What the exercise asks: Output all the data exactly. Pictures do not belong in the copy.

Material:
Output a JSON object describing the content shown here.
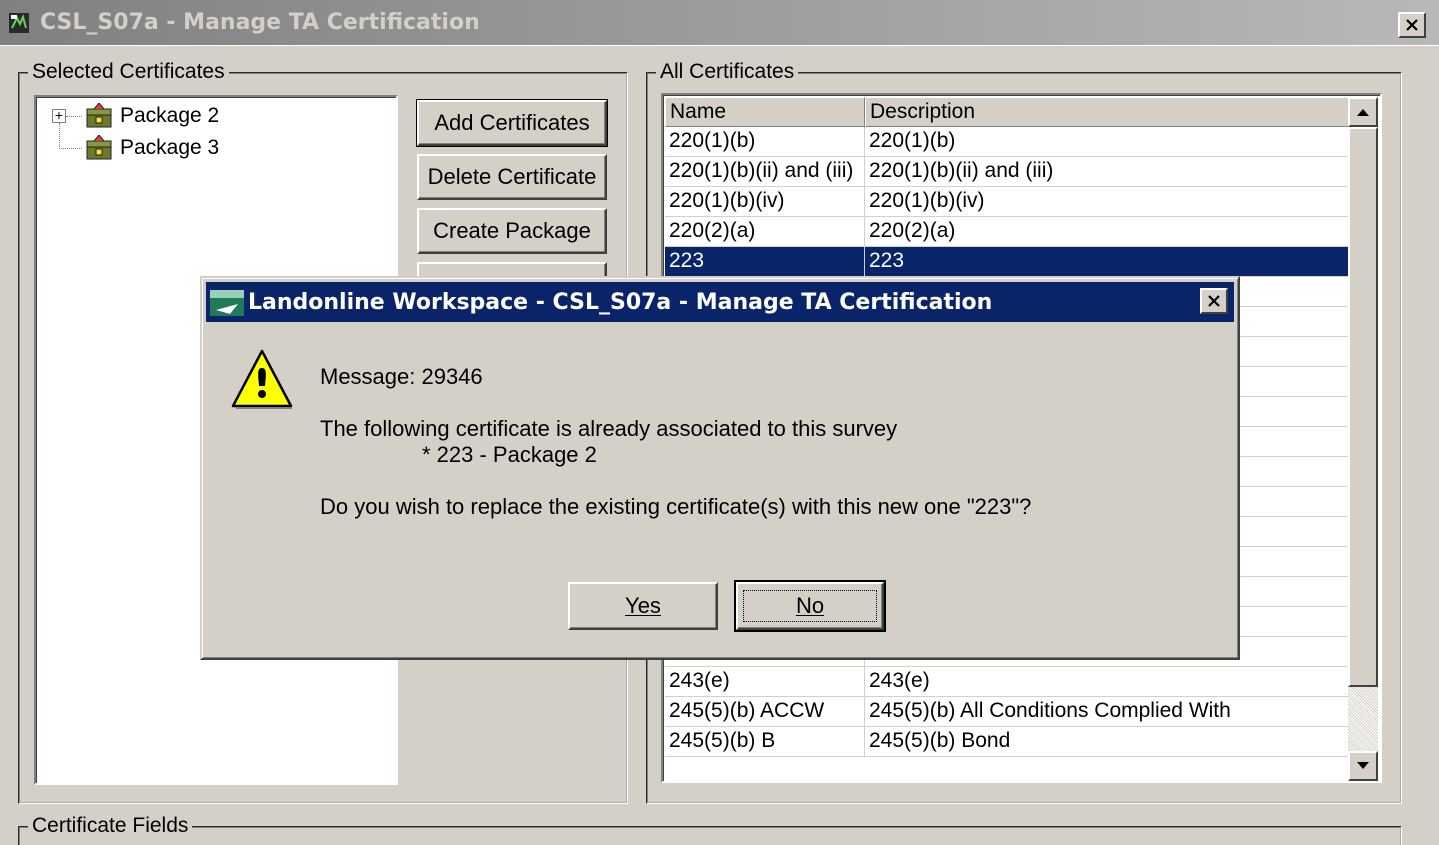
{
  "window": {
    "title": "CSL_S07a - Manage TA Certification"
  },
  "selected_certificates": {
    "label": "Selected Certificates",
    "tree": [
      {
        "label": "Package 2",
        "expandable": true
      },
      {
        "label": "Package 3",
        "expandable": false
      }
    ]
  },
  "buttons": {
    "add": "Add Certificates",
    "delete": "Delete Certificate",
    "create_package": "Create Package"
  },
  "all_certificates": {
    "label": "All Certificates",
    "columns": [
      "Name",
      "Description"
    ],
    "rows_top": [
      {
        "name": "220(1)(b)",
        "desc": "220(1)(b)"
      },
      {
        "name": "220(1)(b)(ii) and (iii)",
        "desc": "220(1)(b)(ii) and (iii)"
      },
      {
        "name": "220(1)(b)(iv)",
        "desc": "220(1)(b)(iv)"
      },
      {
        "name": "220(2)(a)",
        "desc": "220(2)(a)"
      },
      {
        "name": "223",
        "desc": "223",
        "selected": true
      }
    ],
    "rows_bottom": [
      {
        "name": "243(e)",
        "desc": "243(e)"
      },
      {
        "name": "245(5)(b) ACCW",
        "desc": "245(5)(b) All Conditions Complied With"
      },
      {
        "name": "245(5)(b) B",
        "desc": "245(5)(b) Bond"
      }
    ]
  },
  "certificate_fields": {
    "label": "Certificate Fields"
  },
  "dialog": {
    "title": "Landonline Workspace - CSL_S07a - Manage TA Certification",
    "message_id": "Message: 29346",
    "line1": "The following certificate is already associated to this survey",
    "line2": "* 223 - Package 2",
    "line3": "Do you wish to replace the existing certificate(s) with this new one \"223\"?",
    "yes": "Yes",
    "no": "No"
  },
  "colors": {
    "face": "#d4d0c8",
    "active_title": "#0a246a",
    "selection": "#0a246a"
  }
}
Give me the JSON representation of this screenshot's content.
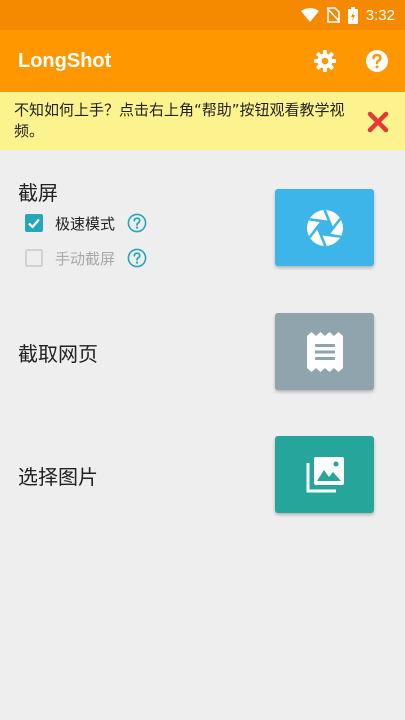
{
  "status_bar": {
    "time": "3:32"
  },
  "app_bar": {
    "title": "LongShot",
    "settings_icon": "gear-icon",
    "help_icon": "help-circle-icon"
  },
  "tip": {
    "text": "不知如何上手？点击右上角“帮助”按钮观看教学视频。",
    "close_icon": "close-icon"
  },
  "sections": {
    "screenshot": {
      "title": "截屏",
      "options": [
        {
          "label": "极速模式",
          "checked": true
        },
        {
          "label": "手动截屏",
          "checked": false
        }
      ],
      "tile_color": "#3db5e9",
      "tile_icon": "shutter-icon"
    },
    "webpage": {
      "title": "截取网页",
      "tile_color": "#90a4ae",
      "tile_icon": "document-icon"
    },
    "pick_image": {
      "title": "选择图片",
      "tile_color": "#26a69a",
      "tile_icon": "gallery-icon"
    }
  },
  "colors": {
    "primary": "#ff9800",
    "status_bar": "#f58a00",
    "tip_background": "#fdf38e",
    "close_red": "#e53935",
    "accent": "#26a7b7"
  }
}
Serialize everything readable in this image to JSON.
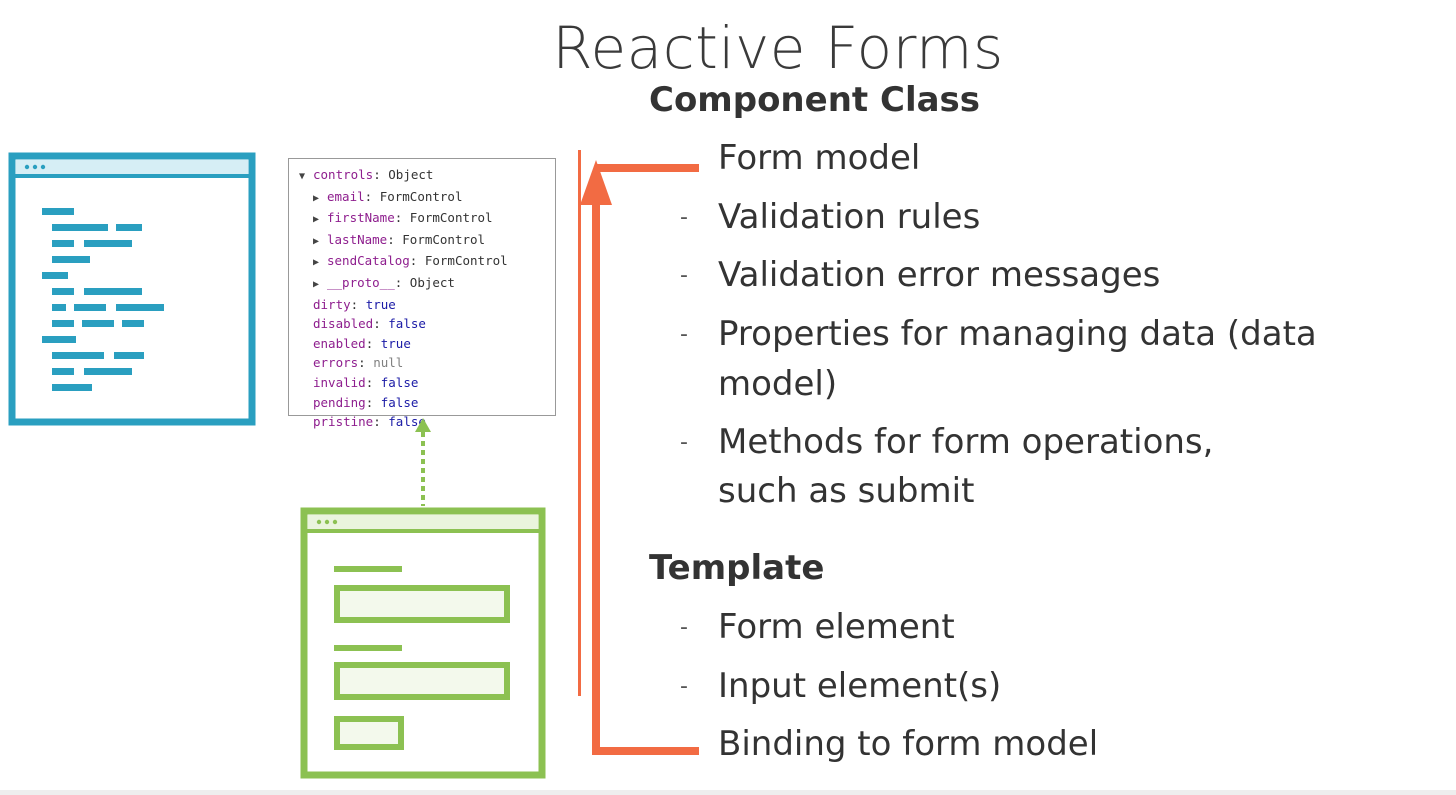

Correct output:
Output a JSON object describing the content shown here.
{
  "window": {
    "title": "CSL_S07a - Manage TA Certification"
  },
  "selected_certificates": {
    "label": "Selected Certificates",
    "tree": [
      {
        "label": "Package 2",
        "expandable": true
      },
      {
        "label": "Package 3",
        "expandable": false
      }
    ]
  },
  "buttons": {
    "add": "Add Certificates",
    "delete": "Delete Certificate",
    "create_package": "Create Package"
  },
  "all_certificates": {
    "label": "All Certificates",
    "columns": [
      "Name",
      "Description"
    ],
    "rows_top": [
      {
        "name": "220(1)(b)",
        "desc": "220(1)(b)"
      },
      {
        "name": "220(1)(b)(ii) and (iii)",
        "desc": "220(1)(b)(ii) and (iii)"
      },
      {
        "name": "220(1)(b)(iv)",
        "desc": "220(1)(b)(iv)"
      },
      {
        "name": "220(2)(a)",
        "desc": "220(2)(a)"
      },
      {
        "name": "223",
        "desc": "223",
        "selected": true
      }
    ],
    "rows_bottom": [
      {
        "name": "243(e)",
        "desc": "243(e)"
      },
      {
        "name": "245(5)(b) ACCW",
        "desc": "245(5)(b) All Conditions Complied With"
      },
      {
        "name": "245(5)(b) B",
        "desc": "245(5)(b) Bond"
      }
    ]
  },
  "certificate_fields": {
    "label": "Certificate Fields"
  },
  "dialog": {
    "title": "Landonline Workspace - CSL_S07a - Manage TA Certification",
    "message_id": "Message: 29346",
    "line1": "The following certificate is already associated to this survey",
    "line2": "* 223 - Package 2",
    "line3": "Do you wish to replace the existing certificate(s) with this new one \"223\"?",
    "yes": "Yes",
    "no": "No"
  },
  "colors": {
    "face": "#d4d0c8",
    "active_title": "#0a246a",
    "selection": "#0a246a"
  }
}
Give me the JSON representation of this screenshot's content.
{
  "status_bar": {
    "time": "3:32"
  },
  "app_bar": {
    "title": "LongShot",
    "settings_icon": "gear-icon",
    "help_icon": "help-circle-icon"
  },
  "tip": {
    "text": "不知如何上手？点击右上角“帮助”按钮观看教学视频。",
    "close_icon": "close-icon"
  },
  "sections": {
    "screenshot": {
      "title": "截屏",
      "options": [
        {
          "label": "极速模式",
          "checked": true
        },
        {
          "label": "手动截屏",
          "checked": false
        }
      ],
      "tile_color": "#3db5e9",
      "tile_icon": "shutter-icon"
    },
    "webpage": {
      "title": "截取网页",
      "tile_color": "#90a4ae",
      "tile_icon": "document-icon"
    },
    "pick_image": {
      "title": "选择图片",
      "tile_color": "#26a69a",
      "tile_icon": "gallery-icon"
    }
  },
  "colors": {
    "primary": "#ff9800",
    "status_bar": "#f58a00",
    "tip_background": "#fdf38e",
    "close_red": "#e53935",
    "accent": "#26a7b7"
  }
}
Serialize everything readable in this image to JSON.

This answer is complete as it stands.